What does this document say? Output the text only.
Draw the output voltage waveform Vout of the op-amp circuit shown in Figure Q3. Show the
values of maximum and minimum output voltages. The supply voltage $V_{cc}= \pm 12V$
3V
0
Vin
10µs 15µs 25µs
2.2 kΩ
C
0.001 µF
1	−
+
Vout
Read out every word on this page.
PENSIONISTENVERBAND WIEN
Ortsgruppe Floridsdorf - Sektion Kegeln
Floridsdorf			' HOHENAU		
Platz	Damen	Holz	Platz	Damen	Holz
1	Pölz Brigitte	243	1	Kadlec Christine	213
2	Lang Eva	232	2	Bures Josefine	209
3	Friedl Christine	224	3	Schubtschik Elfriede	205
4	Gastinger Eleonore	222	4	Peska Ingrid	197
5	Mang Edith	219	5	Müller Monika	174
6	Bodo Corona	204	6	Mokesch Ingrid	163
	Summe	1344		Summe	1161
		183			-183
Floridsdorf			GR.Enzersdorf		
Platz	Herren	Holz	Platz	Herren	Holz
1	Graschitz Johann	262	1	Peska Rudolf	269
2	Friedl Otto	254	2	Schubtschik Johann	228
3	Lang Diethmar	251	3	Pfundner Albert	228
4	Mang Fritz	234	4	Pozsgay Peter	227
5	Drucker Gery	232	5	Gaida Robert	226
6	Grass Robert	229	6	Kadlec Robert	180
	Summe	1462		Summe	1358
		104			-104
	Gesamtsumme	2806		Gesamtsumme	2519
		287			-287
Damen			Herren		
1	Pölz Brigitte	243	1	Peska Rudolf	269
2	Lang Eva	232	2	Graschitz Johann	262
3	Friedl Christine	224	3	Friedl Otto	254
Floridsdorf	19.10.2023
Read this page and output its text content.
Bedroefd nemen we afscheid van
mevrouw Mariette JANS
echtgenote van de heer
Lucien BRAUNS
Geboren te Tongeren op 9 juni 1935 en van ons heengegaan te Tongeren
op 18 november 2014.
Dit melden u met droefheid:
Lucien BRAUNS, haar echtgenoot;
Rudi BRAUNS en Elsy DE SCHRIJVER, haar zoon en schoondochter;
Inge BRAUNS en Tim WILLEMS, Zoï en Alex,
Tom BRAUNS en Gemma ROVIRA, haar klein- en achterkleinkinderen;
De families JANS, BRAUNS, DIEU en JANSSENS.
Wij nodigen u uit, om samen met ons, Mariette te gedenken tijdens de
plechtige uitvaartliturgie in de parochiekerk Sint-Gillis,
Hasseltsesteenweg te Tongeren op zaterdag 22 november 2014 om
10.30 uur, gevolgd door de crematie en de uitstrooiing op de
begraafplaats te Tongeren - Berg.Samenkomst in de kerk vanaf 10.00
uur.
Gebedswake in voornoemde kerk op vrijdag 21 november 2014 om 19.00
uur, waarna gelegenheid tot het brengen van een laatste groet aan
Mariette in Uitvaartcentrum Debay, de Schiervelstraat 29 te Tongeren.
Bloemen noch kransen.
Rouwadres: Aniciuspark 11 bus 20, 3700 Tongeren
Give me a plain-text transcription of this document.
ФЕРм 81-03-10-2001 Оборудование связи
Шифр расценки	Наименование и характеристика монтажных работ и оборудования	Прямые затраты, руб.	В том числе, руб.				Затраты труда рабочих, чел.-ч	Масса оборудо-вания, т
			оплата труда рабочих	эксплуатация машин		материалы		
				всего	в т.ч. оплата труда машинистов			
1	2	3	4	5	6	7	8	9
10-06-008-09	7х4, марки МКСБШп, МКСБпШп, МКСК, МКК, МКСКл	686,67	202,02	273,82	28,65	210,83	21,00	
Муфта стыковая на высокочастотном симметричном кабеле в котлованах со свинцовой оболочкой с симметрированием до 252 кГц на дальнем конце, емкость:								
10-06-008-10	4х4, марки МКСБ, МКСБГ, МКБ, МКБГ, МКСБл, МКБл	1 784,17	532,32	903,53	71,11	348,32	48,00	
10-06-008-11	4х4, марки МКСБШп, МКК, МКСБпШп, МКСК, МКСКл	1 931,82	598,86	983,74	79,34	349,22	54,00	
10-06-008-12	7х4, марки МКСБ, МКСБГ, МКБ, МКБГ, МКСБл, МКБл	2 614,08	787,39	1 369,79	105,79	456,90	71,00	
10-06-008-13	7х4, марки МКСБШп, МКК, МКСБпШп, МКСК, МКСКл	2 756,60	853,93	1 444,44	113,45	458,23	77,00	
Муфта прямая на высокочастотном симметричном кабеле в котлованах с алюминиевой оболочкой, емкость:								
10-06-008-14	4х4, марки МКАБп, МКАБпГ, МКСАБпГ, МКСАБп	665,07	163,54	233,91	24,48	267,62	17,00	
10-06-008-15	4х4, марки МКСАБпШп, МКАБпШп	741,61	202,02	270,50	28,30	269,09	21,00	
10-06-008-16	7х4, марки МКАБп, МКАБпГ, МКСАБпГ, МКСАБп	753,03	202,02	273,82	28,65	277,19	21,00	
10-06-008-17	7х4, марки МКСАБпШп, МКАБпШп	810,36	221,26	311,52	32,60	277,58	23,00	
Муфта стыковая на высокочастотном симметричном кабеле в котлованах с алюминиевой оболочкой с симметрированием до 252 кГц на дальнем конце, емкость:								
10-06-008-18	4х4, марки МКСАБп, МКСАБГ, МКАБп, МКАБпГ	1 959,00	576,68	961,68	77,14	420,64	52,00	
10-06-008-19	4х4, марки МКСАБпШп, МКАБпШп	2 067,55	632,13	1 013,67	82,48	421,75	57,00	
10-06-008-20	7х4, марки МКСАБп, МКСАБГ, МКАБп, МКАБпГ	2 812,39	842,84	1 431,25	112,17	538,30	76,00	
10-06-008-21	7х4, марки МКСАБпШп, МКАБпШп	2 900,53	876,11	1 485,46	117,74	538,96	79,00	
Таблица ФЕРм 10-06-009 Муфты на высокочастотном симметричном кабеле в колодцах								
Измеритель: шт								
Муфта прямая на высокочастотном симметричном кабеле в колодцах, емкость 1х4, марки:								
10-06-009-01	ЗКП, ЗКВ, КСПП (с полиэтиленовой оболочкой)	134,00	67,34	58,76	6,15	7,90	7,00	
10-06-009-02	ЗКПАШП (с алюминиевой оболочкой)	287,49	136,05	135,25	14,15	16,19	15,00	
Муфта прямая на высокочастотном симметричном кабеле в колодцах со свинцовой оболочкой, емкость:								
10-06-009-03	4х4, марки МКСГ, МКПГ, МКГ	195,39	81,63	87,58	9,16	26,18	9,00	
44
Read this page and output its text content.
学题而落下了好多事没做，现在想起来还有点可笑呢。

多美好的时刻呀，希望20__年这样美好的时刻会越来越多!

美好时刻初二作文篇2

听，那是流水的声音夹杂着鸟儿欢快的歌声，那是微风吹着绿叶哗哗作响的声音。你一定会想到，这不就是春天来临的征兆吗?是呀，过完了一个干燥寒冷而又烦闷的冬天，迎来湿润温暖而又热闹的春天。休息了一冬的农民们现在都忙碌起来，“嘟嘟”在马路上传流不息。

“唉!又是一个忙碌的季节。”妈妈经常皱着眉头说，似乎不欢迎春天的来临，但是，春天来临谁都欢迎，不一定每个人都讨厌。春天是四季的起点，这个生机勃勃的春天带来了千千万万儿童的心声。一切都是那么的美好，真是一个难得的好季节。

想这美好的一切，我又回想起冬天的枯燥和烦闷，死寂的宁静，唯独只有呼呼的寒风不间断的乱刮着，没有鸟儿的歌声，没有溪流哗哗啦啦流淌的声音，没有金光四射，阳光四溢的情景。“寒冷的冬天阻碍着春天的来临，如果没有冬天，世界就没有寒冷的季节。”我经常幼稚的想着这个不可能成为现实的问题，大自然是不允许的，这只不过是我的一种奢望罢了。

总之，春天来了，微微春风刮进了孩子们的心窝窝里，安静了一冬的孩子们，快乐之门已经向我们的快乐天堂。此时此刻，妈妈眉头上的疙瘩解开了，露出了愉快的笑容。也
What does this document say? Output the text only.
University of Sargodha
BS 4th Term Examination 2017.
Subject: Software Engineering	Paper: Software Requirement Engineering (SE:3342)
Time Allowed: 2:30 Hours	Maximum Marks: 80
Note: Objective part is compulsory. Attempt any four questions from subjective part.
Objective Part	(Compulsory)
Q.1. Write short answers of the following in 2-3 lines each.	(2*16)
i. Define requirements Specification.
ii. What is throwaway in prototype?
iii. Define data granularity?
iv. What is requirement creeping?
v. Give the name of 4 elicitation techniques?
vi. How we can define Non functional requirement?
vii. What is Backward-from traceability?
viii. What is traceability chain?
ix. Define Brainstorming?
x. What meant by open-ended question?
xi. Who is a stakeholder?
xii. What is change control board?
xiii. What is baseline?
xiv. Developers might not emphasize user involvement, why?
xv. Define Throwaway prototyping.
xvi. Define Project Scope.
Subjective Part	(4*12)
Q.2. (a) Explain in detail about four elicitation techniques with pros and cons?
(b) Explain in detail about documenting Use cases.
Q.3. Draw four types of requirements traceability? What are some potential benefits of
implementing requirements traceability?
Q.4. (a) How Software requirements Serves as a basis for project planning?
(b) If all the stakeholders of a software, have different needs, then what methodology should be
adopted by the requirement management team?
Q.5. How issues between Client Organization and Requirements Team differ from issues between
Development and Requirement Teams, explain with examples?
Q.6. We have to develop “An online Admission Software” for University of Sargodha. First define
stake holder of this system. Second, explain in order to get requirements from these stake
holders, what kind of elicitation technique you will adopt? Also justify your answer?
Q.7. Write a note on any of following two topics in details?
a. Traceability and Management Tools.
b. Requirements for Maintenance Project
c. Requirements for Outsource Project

=-=-=

Directions for this task:
Using the records above, gather all lines where the string "МКАБпГ" is present.

Problem solution:
10-06-008-14	4х4, марки МКАБп, МКАБпГ, МКСАБпГ, МКСАБп	665,07	163,54	233,91	24,48	267,62	17,00	
10-06-008-16	7х4, марки МКАБп, МКАБпГ, МКСАБпГ, МКСАБп	753,03	202,02	273,82	28,65	277,19	21,00	
10-06-008-18	4х4, марки МКСАБп, МКСАБГ, МКАБп, МКАБпГ	1 959,00	576,68	961,68	77,14	420,64	52,00	
10-06-008-20	7х4, марки МКСАБп, МКСАБГ, МКАБп, МКАБпГ	2 812,39	842,84	1 431,25	112,17	538,30	76,00	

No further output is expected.